* _Problem details_:
Omit the pictures and output every entry below exactly as written.

* _Data_:
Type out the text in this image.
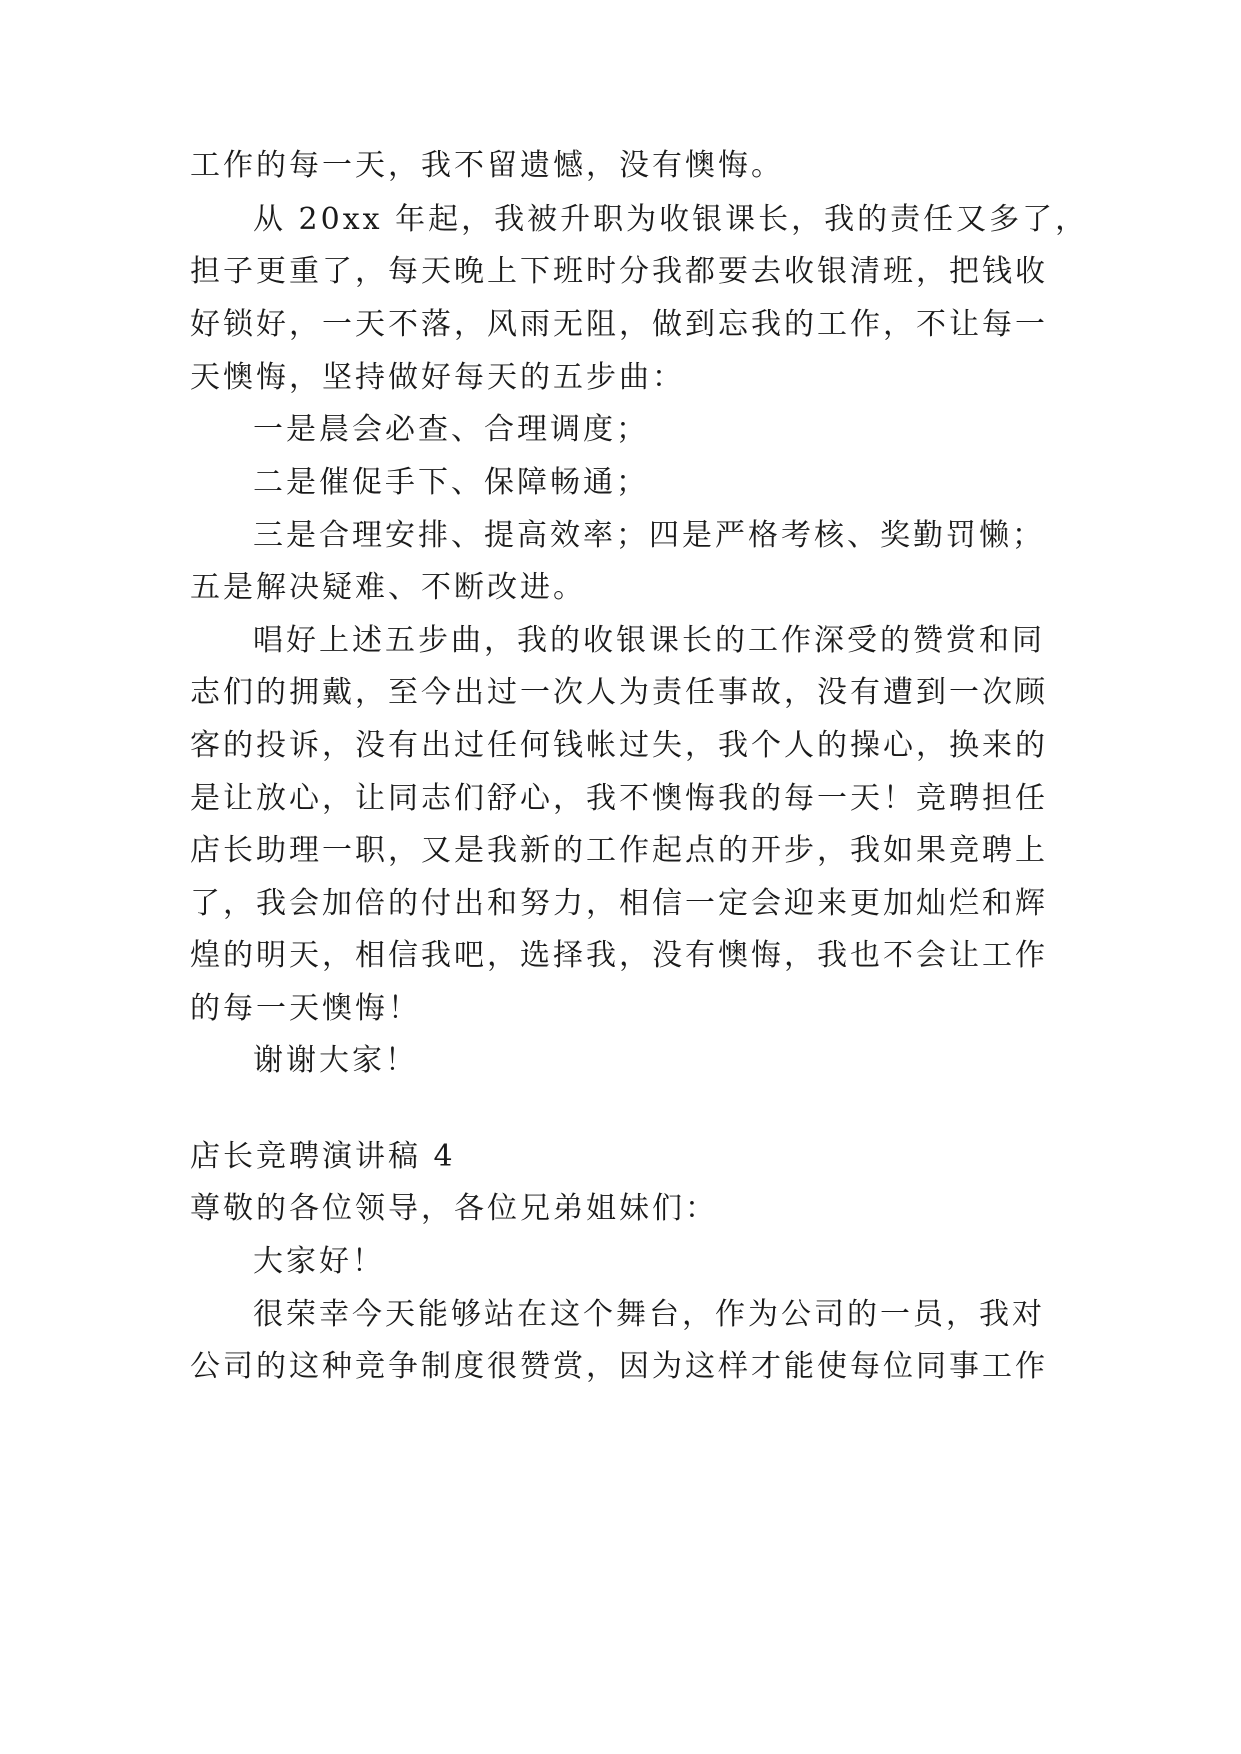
工作的每一天，我不留遗憾，没有懊悔。
从 20xx 年起，我被升职为收银课长，我的责任又多了，
担子更重了，每天晚上下班时分我都要去收银清班，把钱收
好锁好，一天不落，风雨无阻，做到忘我的工作，不让每一
天懊悔，坚持做好每天的五步曲：
一是晨会必查、合理调度；
二是催促手下、保障畅通；
三是合理安排、提高效率；四是严格考核、奖勤罚懒；
五是解决疑难、不断改进。
唱好上述五步曲，我的收银课长的工作深受的赞赏和同
志们的拥戴，至今出过一次人为责任事故，没有遭到一次顾
客的投诉，没有出过任何钱帐过失，我个人的操心，换来的
是让放心，让同志们舒心，我不懊悔我的每一天！竞聘担任
店长助理一职，又是我新的工作起点的开步，我如果竞聘上
了，我会加倍的付出和努力，相信一定会迎来更加灿烂和辉
煌的明天，相信我吧，选择我，没有懊悔，我也不会让工作
的每一天懊悔！
谢谢大家！
店长竞聘演讲稿 4
尊敬的各位领导，各位兄弟姐妹们：
大家好！
很荣幸今天能够站在这个舞台，作为公司的一员，我对
公司的这种竞争制度很赞赏，因为这样才能使每位同事工作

* _Complete response_:
Type out the text in this image.
工作的每一天，我不留遗憾，没有懊悔。
从 20xx 年起，我被升职为收银课长，我的责任又多了，
担子更重了，每天晚上下班时分我都要去收银清班，把钱收
好锁好，一天不落，风雨无阻，做到忘我的工作，不让每一
天懊悔，坚持做好每天的五步曲：
一是晨会必查、合理调度；
二是催促手下、保障畅通；
三是合理安排、提高效率；四是严格考核、奖勤罚懒；
五是解决疑难、不断改进。
唱好上述五步曲，我的收银课长的工作深受的赞赏和同
志们的拥戴，至今出过一次人为责任事故，没有遭到一次顾
客的投诉，没有出过任何钱帐过失，我个人的操心，换来的
是让放心，让同志们舒心，我不懊悔我的每一天！竞聘担任
店长助理一职，又是我新的工作起点的开步，我如果竞聘上
了，我会加倍的付出和努力，相信一定会迎来更加灿烂和辉
煌的明天，相信我吧，选择我，没有懊悔，我也不会让工作
的每一天懊悔！
谢谢大家！
店长竞聘演讲稿 4
尊敬的各位领导，各位兄弟姐妹们：
大家好！
很荣幸今天能够站在这个舞台，作为公司的一员，我对
公司的这种竞争制度很赞赏，因为这样才能使每位同事工作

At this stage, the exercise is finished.